-- Written problem --
From the entries that follow, pick out all lines holding "this".

-- Entries --
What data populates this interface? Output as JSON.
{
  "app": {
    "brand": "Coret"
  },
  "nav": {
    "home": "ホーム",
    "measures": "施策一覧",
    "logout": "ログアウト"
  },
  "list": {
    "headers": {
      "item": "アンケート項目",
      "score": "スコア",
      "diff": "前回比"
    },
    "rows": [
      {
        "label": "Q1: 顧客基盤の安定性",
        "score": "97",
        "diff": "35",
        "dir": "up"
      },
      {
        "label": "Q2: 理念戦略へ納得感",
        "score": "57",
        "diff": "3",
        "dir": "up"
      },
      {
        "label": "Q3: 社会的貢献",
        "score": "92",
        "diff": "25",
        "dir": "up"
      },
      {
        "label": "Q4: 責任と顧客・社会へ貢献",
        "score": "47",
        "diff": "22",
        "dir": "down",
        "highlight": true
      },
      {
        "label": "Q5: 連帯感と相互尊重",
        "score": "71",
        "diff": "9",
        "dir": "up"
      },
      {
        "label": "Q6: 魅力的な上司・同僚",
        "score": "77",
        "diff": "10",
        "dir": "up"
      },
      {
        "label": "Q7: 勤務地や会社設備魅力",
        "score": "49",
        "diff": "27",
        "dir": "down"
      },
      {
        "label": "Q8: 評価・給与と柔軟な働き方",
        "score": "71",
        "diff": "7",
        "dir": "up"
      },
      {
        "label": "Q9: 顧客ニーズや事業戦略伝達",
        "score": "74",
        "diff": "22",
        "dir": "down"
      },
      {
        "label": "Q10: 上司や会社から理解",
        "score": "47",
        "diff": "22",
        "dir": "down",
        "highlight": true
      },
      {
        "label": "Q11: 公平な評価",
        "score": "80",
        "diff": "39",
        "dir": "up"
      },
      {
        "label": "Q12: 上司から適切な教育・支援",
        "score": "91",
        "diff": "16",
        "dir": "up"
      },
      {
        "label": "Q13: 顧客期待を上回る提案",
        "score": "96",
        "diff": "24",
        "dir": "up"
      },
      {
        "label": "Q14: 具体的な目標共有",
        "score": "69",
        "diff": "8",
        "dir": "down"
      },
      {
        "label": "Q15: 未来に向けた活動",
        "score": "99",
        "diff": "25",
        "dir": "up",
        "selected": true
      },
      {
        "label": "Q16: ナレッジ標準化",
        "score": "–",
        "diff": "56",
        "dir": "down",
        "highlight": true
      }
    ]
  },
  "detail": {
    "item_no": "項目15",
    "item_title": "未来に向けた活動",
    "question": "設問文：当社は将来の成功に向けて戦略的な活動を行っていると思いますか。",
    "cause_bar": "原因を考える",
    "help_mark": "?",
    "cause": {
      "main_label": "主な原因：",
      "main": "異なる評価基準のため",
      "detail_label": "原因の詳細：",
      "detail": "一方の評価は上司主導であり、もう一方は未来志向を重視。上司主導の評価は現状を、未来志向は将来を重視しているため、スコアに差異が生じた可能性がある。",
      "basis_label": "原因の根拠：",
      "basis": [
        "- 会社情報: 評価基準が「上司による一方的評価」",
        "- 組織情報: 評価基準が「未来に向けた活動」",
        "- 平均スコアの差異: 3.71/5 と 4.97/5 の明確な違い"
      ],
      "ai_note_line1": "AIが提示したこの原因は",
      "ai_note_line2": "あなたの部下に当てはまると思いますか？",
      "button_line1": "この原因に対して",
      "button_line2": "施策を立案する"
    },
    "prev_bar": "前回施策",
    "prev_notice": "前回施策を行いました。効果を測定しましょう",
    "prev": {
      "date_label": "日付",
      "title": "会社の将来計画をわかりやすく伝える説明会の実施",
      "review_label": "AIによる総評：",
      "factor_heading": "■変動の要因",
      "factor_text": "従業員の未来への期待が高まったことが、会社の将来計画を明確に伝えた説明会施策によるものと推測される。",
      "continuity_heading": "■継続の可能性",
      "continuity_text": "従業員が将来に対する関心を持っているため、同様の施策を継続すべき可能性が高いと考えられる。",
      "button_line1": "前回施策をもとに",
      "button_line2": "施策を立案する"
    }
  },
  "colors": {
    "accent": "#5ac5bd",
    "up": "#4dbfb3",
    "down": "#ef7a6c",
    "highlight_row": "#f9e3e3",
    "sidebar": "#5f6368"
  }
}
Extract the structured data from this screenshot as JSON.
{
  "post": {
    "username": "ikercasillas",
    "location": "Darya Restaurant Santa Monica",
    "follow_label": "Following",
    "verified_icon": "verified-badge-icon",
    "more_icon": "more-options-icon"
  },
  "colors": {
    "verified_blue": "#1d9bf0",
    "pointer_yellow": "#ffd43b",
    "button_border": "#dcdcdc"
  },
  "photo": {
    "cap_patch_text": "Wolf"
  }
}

-- Answer in full --
What data populates this interface? Output as JSON.
Extract the structured data from this screenshot as JSON.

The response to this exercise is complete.